[Saved entries]
►
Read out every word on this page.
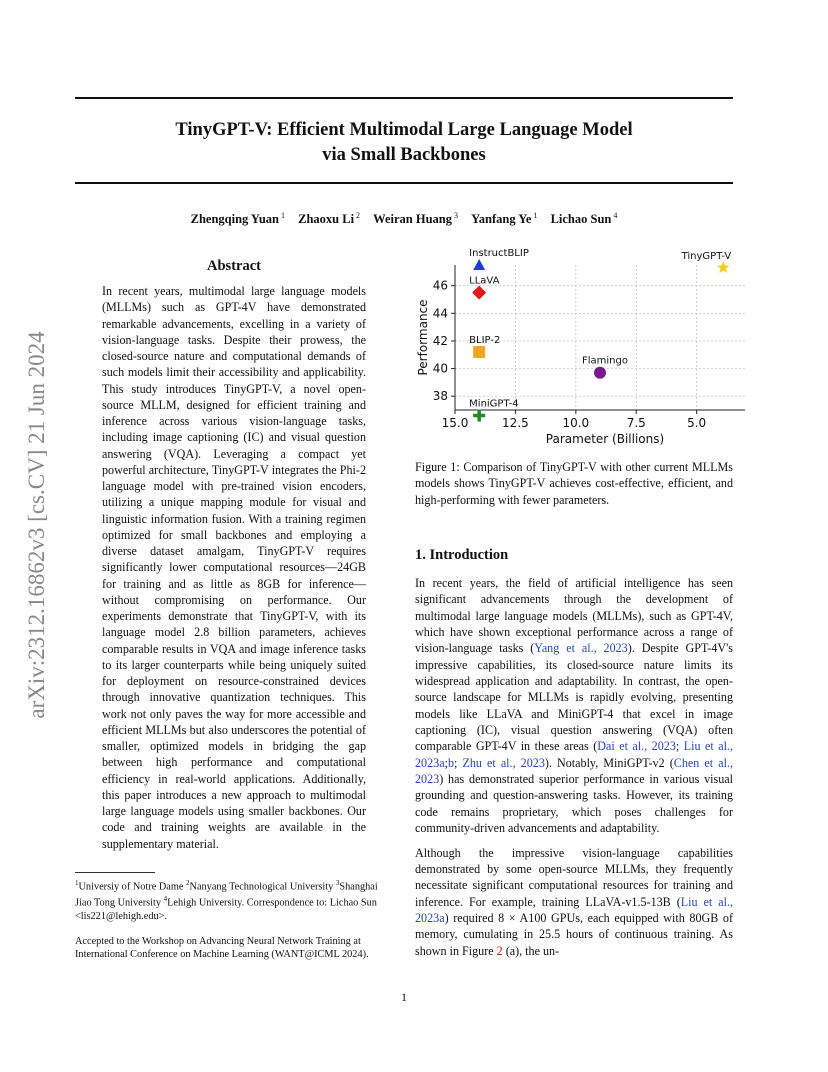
TinyGPT-V: Efficient Multimodal Large Language Model
via Small Backbones
Zhengqing Yuan $^1$ Zhaoxu Li $^2$ Weiran Huang $^3$ Yanfang Ye $^1$ Lichao Sun $^4$
arXiv:2312.16862v3 [cs.CV] 21 Jun 2024
Abstract
In recent years, multimodal large language models (MLLMs) such as GPT-4V have demonstrated remarkable advancements, excelling in a variety of vision-language tasks. Despite their prowess, the closed-source nature and computational demands of such models limit their accessibility and applicability. This study introduces TinyGPT-V, a novel open-source MLLM, designed for efficient training and inference across various vision-language tasks, including image captioning (IC) and visual question answering (VQA). Leveraging a compact yet powerful architecture, TinyGPT-V integrates the Phi-2 language model with pre-trained vision encoders, utilizing a unique mapping module for visual and linguistic information fusion. With a training regimen optimized for small backbones and employing a diverse dataset amalgam, TinyGPT-V requires significantly lower computational resources—24GB for training and as little as 8GB for inference—without compromising on performance. Our experiments demonstrate that TinyGPT-V, with its language model 2.8 billion parameters, achieves comparable results in VQA and image inference tasks to its larger counterparts while being uniquely suited for deployment on resource-constrained devices through innovative quantization techniques. This work not only paves the way for more accessible and efficient MLLMs but also underscores the potential of smaller, optimized models in bridging the gap between high performance and computational efficiency in real-world applications. Additionally, this paper introduces a new approach to multimodal large language models using smaller backbones. Our code and training weights are available in the supplementary material.

$^1$Universiy of Notre Dame $^2$Nanyang Technological University $^3$Shanghai Jiao Tong University $^4$Lehigh University. Correspondence to: Lichao Sun <lis221@lehigh.edu>.

Accepted to the Workshop on Advancing Neural Network Training at International Conference on Machine Learning (WANT@ICML 2024).

15.0	12.5	10.0	7.5	5.0
38
40
42
44
46
Parameter (Billions)
Performance
InstructBLIP
LLaVA
BLIP-2
Flamingo
MiniGPT-4
TinyGPT-V
Figure 1: Comparison of TinyGPT-V with other current MLLMs models shows TinyGPT-V achieves cost-effective, efficient, and high-performing with fewer parameters.
1. Introduction

In recent years, the field of artificial intelligence has seen significant advancements through the development of multimodal large language models (MLLMs), such as GPT-4V, which have shown exceptional performance across a range of vision-language tasks (Yang et al., 2023). Despite GPT-4V's impressive capabilities, its closed-source nature limits its widespread application and adaptability. In contrast, the open-source landscape for MLLMs is rapidly evolving, presenting models like LLaVA and MiniGPT-4 that excel in image captioning (IC), visual question answering (VQA) often comparable GPT-4V in these areas (Dai et al., 2023; Liu et al., 2023a;b; Zhu et al., 2023). Notably, MiniGPT-v2 (Chen et al., 2023) has demonstrated superior performance in various visual grounding and question-answering tasks. However, its training code remains proprietary, which poses challenges for community-driven advancements and adaptability.

Although the impressive vision-language capabilities demonstrated by some open-source MLLMs, they frequently necessitate significant computational resources for training and inference. For example, training LLaVA-v1.5-13B (Liu et al., 2023a) required 8 × A100 GPUs, each equipped with 80GB of memory, cumulating in 25.5 hours of continuous training. As shown in Figure 2 (a), the un-

1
◄
▸ **WORK TO COMPLETE**:
Find the lines containing "Figure" and list every one of them.

▸ **RESULT OF THIS TASK**:
Figure 1: Comparison of TinyGPT-V with other current MLLMs models shows TinyGPT-V achieves cost-effective, efficient, and high-performing with fewer parameters.
Although the impressive vision-language capabilities demonstrated by some open-source MLLMs, they frequently necessitate significant computational resources for training and inference. For example, training LLaVA-v1.5-13B (Liu et al., 2023a) required 8 × A100 GPUs, each equipped with 80GB of memory, cumulating in 25.5 hours of continuous training. As shown in Figure 2 (a), the un-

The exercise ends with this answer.